* **Given task**
Provide an exact reproduction of every entry.

-- START Records for processing --

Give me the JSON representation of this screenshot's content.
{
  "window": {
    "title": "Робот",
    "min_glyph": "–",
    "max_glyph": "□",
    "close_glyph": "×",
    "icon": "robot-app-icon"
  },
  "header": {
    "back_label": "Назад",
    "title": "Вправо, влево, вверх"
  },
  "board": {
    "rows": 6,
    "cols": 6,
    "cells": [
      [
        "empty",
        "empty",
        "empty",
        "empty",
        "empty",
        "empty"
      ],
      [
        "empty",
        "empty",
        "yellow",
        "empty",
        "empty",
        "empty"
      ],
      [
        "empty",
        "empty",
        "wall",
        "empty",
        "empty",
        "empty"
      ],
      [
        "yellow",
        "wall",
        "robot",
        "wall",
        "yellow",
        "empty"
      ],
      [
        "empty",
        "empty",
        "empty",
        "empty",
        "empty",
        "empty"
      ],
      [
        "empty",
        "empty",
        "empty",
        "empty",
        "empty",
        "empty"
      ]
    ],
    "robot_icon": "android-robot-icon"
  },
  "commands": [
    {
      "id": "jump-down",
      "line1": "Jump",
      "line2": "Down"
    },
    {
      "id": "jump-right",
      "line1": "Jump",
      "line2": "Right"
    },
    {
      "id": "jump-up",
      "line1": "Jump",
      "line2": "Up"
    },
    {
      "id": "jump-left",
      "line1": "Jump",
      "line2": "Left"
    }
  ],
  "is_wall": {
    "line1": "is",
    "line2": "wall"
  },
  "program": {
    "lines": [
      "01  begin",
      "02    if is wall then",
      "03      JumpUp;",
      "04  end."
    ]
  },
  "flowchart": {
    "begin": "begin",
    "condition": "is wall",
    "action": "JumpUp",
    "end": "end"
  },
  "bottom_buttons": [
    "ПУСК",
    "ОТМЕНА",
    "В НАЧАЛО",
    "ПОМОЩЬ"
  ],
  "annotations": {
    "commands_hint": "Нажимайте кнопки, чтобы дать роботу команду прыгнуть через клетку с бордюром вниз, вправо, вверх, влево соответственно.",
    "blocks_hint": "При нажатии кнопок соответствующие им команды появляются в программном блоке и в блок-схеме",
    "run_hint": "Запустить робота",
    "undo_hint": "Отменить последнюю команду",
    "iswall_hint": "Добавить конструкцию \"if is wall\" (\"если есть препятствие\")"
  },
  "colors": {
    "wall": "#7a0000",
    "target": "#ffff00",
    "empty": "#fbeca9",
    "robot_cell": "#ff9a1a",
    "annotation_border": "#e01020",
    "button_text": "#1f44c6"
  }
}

-- END Records for processing --

* **The result**
Give me the JSON representation of this screenshot's content.
{
  "window": {
    "title": "Робот",
    "min_glyph": "–",
    "max_glyph": "□",
    "close_glyph": "×",
    "icon": "robot-app-icon"
  },
  "header": {
    "back_label": "Назад",
    "title": "Вправо, влево, вверх"
  },
  "board": {
    "rows": 6,
    "cols": 6,
    "cells": [
      [
        "empty",
        "empty",
        "empty",
        "empty",
        "empty",
        "empty"
      ],
      [
        "empty",
        "empty",
        "yellow",
        "empty",
        "empty",
        "empty"
      ],
      [
        "empty",
        "empty",
        "wall",
        "empty",
        "empty",
        "empty"
      ],
      [
        "yellow",
        "wall",
        "robot",
        "wall",
        "yellow",
        "empty"
      ],
      [
        "empty",
        "empty",
        "empty",
        "empty",
        "empty",
        "empty"
      ],
      [
        "empty",
        "empty",
        "empty",
        "empty",
        "empty",
        "empty"
      ]
    ],
    "robot_icon": "android-robot-icon"
  },
  "commands": [
    {
      "id": "jump-down",
      "line1": "Jump",
      "line2": "Down"
    },
    {
      "id": "jump-right",
      "line1": "Jump",
      "line2": "Right"
    },
    {
      "id": "jump-up",
      "line1": "Jump",
      "line2": "Up"
    },
    {
      "id": "jump-left",
      "line1": "Jump",
      "line2": "Left"
    }
  ],
  "is_wall": {
    "line1": "is",
    "line2": "wall"
  },
  "program": {
    "lines": [
      "01  begin",
      "02    if is wall then",
      "03      JumpUp;",
      "04  end."
    ]
  },
  "flowchart": {
    "begin": "begin",
    "condition": "is wall",
    "action": "JumpUp",
    "end": "end"
  },
  "bottom_buttons": [
    "ПУСК",
    "ОТМЕНА",
    "В НАЧАЛО",
    "ПОМОЩЬ"
  ],
  "annotations": {
    "commands_hint": "Нажимайте кнопки, чтобы дать роботу команду прыгнуть через клетку с бордюром вниз, вправо, вверх, влево соответственно.",
    "blocks_hint": "При нажатии кнопок соответствующие им команды появляются в программном блоке и в блок-схеме",
    "run_hint": "Запустить робота",
    "undo_hint": "Отменить последнюю команду",
    "iswall_hint": "Добавить конструкцию \"if is wall\" (\"если есть препятствие\")"
  },
  "colors": {
    "wall": "#7a0000",
    "target": "#ffff00",
    "empty": "#fbeca9",
    "robot_cell": "#ff9a1a",
    "annotation_border": "#e01020",
    "button_text": "#1f44c6"
  }
}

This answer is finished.